___ Material

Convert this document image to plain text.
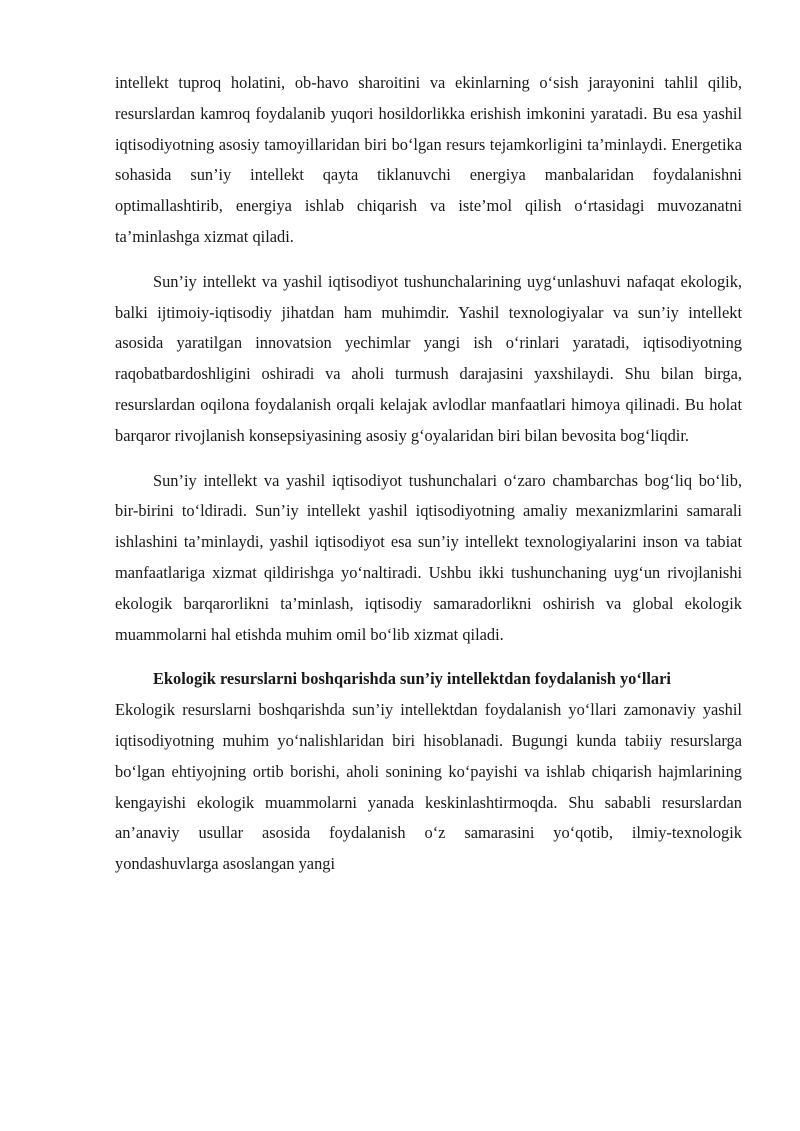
intellekt tuproq holatini, ob-havo sharoitini va ekinlarning o‘sish jarayonini tahlil qilib, resurslardan kamroq foydalanib yuqori hosildorlikka erishish imkonini yaratadi. Bu esa yashil iqtisodiyotning asosiy tamoyillaridan biri bo‘lgan resurs tejamkorligini ta’minlaydi. Energetika sohasida sun’iy intellekt qayta tiklanuvchi energiya manbalaridan foydalanishni optimallashtirib, energiya ishlab chiqarish va iste’mol qilish o‘rtasidagi muvozanatni ta’minlashga xizmat qiladi.

Sun’iy intellekt va yashil iqtisodiyot tushunchalarining uyg‘unlashuvi nafaqat ekologik, balki ijtimoiy-iqtisodiy jihatdan ham muhimdir. Yashil texnologiyalar va sun’iy intellekt asosida yaratilgan innovatsion yechimlar yangi ish o‘rinlari yaratadi, iqtisodiyotning raqobatbardoshligini oshiradi va aholi turmush darajasini yaxshilaydi. Shu bilan birga, resurslardan oqilona foydalanish orqali kelajak avlodlar manfaatlari himoya qilinadi. Bu holat barqaror rivojlanish konsepsiyasining asosiy g‘oyalaridan biri bilan bevosita bog‘liqdir.

Sun’iy intellekt va yashil iqtisodiyot tushunchalari o‘zaro chambarchas bog‘liq bo‘lib, bir-birini to‘ldiradi. Sun’iy intellekt yashil iqtisodiyotning amaliy mexanizmlarini samarali ishlashini ta’minlaydi, yashil iqtisodiyot esa sun’iy intellekt texnologiyalarini inson va tabiat manfaatlariga xizmat qildirishga yo‘naltiradi. Ushbu ikki tushunchaning uyg‘un rivojlanishi ekologik barqarorlikni ta’minlash, iqtisodiy samaradorlikni oshirish va global ekologik muammolarni hal etishda muhim omil bo‘lib xizmat qiladi.

Ekologik resurslarni boshqarishda sun’iy intellektdan foydalanish yo‘llari

Ekologik resurslarni boshqarishda sun’iy intellektdan foydalanish yo‘llari zamonaviy yashil iqtisodiyotning muhim yo‘nalishlaridan biri hisoblanadi. Bugungi kunda tabiiy resurslarga bo‘lgan ehtiyojning ortib borishi, aholi sonining ko‘payishi va ishlab chiqarish hajmlarining kengayishi ekologik muammolarni yanada keskinlashtirmoqda. Shu sababli resurslardan an’anaviy usullar asosida foydalanish o‘z samarasini yo‘qotib, ilmiy-texnologik yondashuvlarga asoslangan yangi
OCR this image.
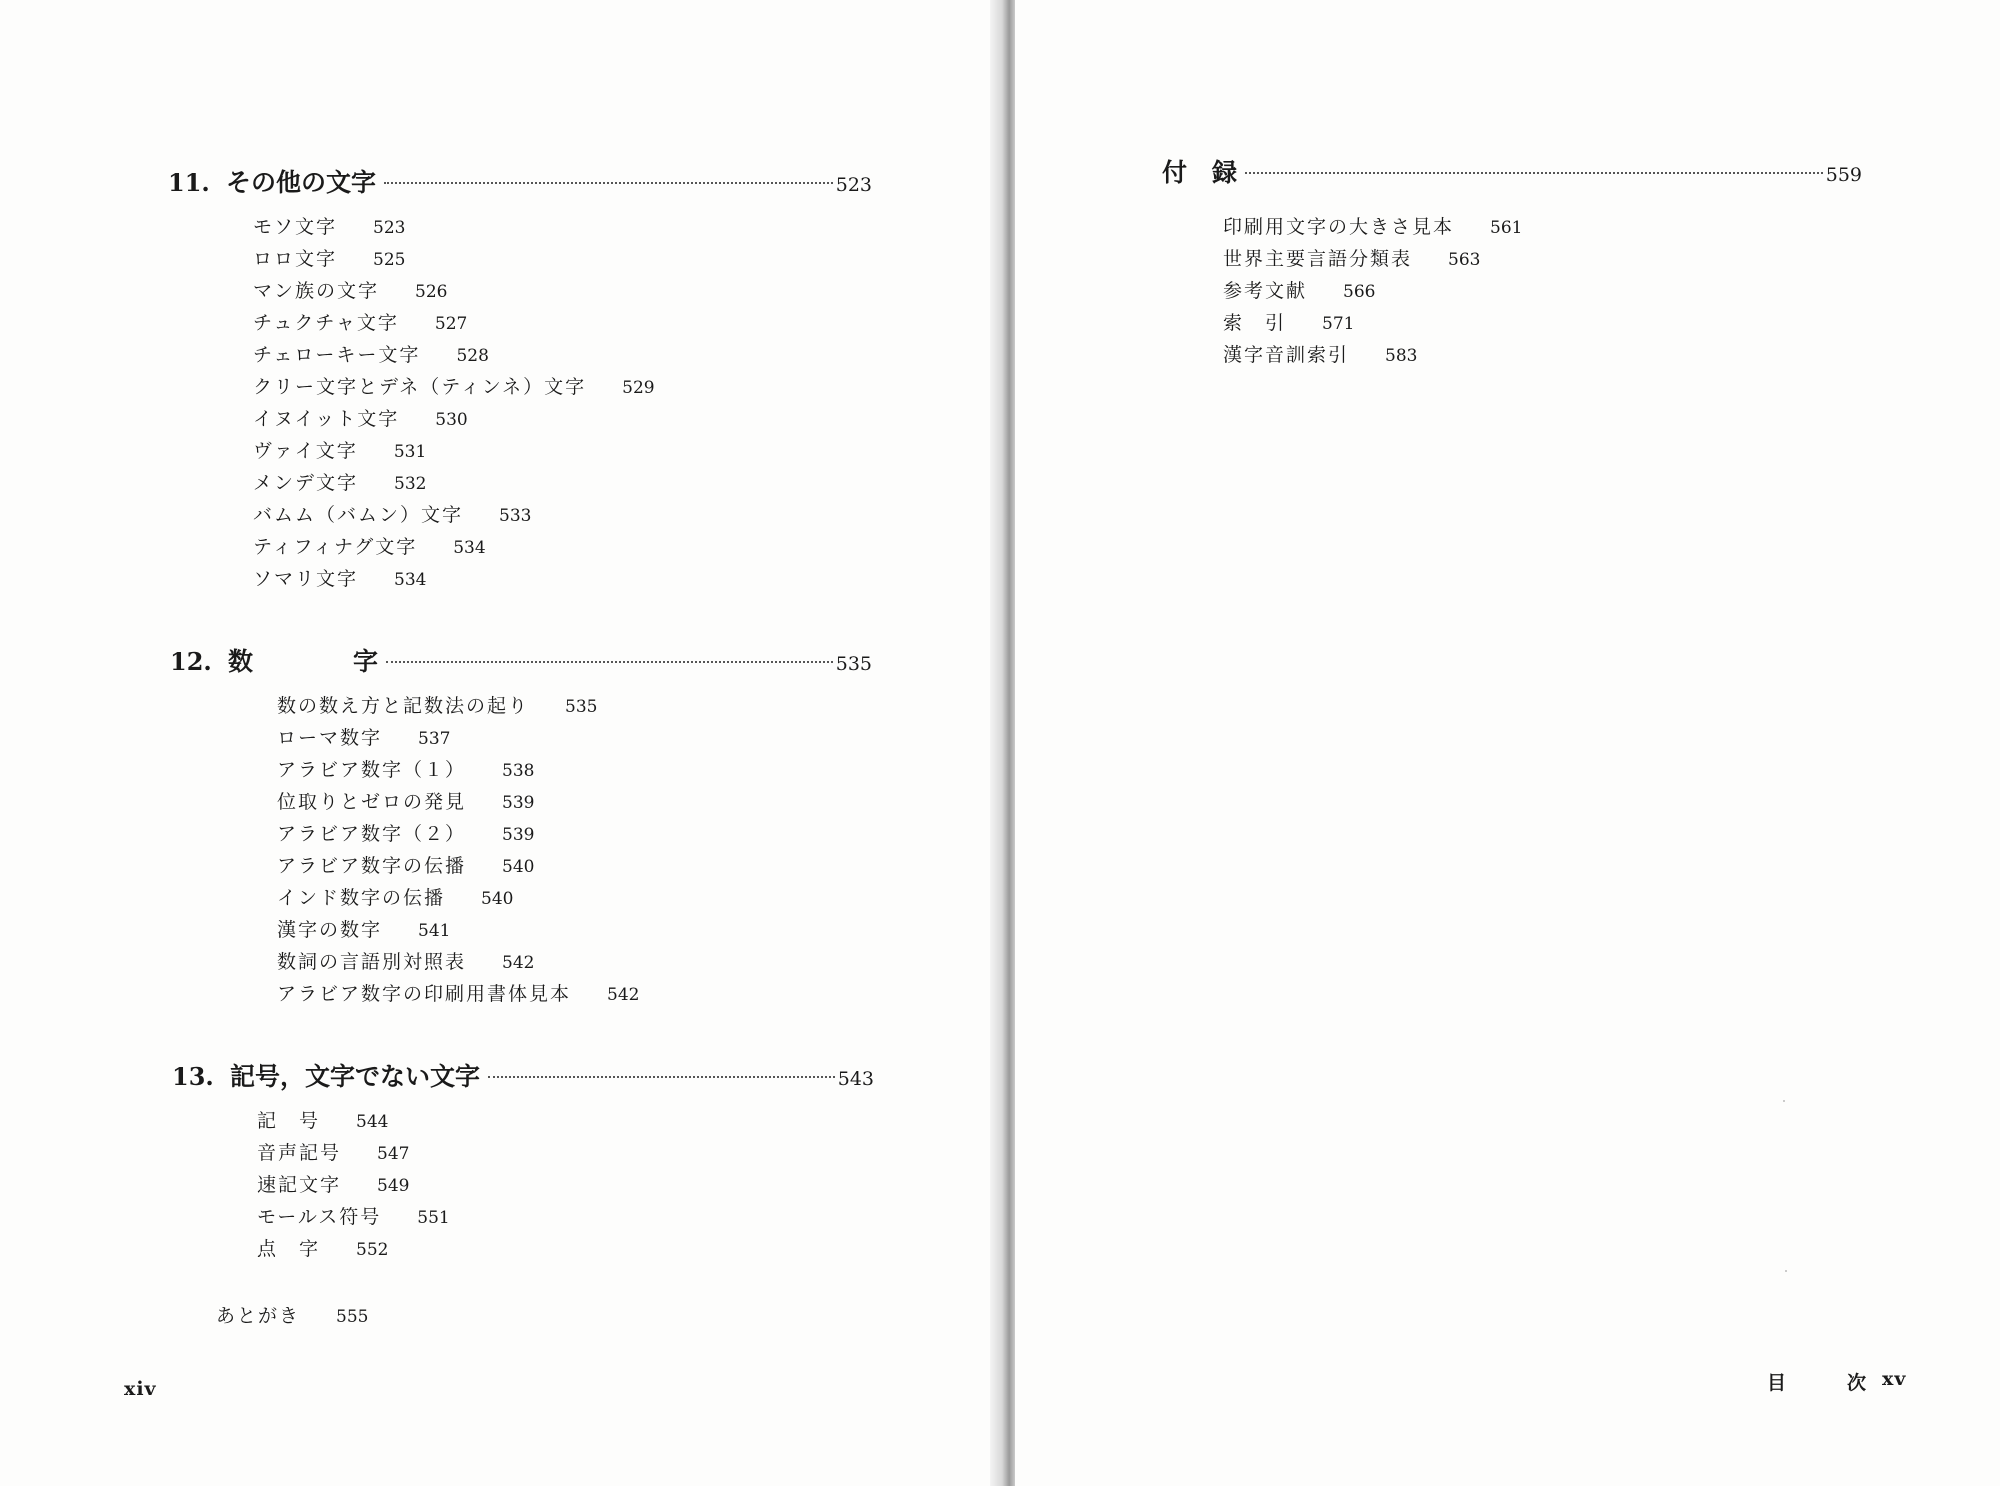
11. その他の文字	523
モソ文字 523
ロロ文字 525
マン族の文字 526
チュクチャ文字 527
チェローキー文字 528
クリー文字とデネ（ティンネ）文字 529
イヌイット文字 530
ヴァイ文字 531
メンデ文字 532
バムム（バムン）文字 533
ティフィナグ文字 534
ソマリ文字 534
12. 数　　　　字	535
数の数え方と記数法の起り 535
ローマ数字 537
アラビア数字（１） 538
位取りとゼロの発見 539
アラビア数字（２） 539
アラビア数字の伝播 540
インド数字の伝播 540
漢字の数字 541
数詞の言語別対照表 542
アラビア数字の印刷用書体見本 542
13. 記号，文字でない文字	543
記　号 544
音声記号 547
速記文字 549
モールス符号 551
点　字 552
あとがき 555
xiv
付　録	559
印刷用文字の大きさ見本 561
世界主要言語分類表 563
参考文献 566
索　引 571
漢字音訓索引 583
目　　　次 xv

______

Every line from the one containing "OCR this image." through the last line of the data is to be retyped exactly, with nothing added and no pictures included.

**Response to this task**:
OCR this image.
11. その他の文字	523
モソ文字 523
ロロ文字 525
マン族の文字 526
チュクチャ文字 527
チェローキー文字 528
クリー文字とデネ（ティンネ）文字 529
イヌイット文字 530
ヴァイ文字 531
メンデ文字 532
バムム（バムン）文字 533
ティフィナグ文字 534
ソマリ文字 534
12. 数　　　　字	535
数の数え方と記数法の起り 535
ローマ数字 537
アラビア数字（１） 538
位取りとゼロの発見 539
アラビア数字（２） 539
アラビア数字の伝播 540
インド数字の伝播 540
漢字の数字 541
数詞の言語別対照表 542
アラビア数字の印刷用書体見本 542
13. 記号，文字でない文字	543
記　号 544
音声記号 547
速記文字 549
モールス符号 551
点　字 552
あとがき 555
xiv
付　録	559
印刷用文字の大きさ見本 561
世界主要言語分類表 563
参考文献 566
索　引 571
漢字音訓索引 583
目　　　次 xv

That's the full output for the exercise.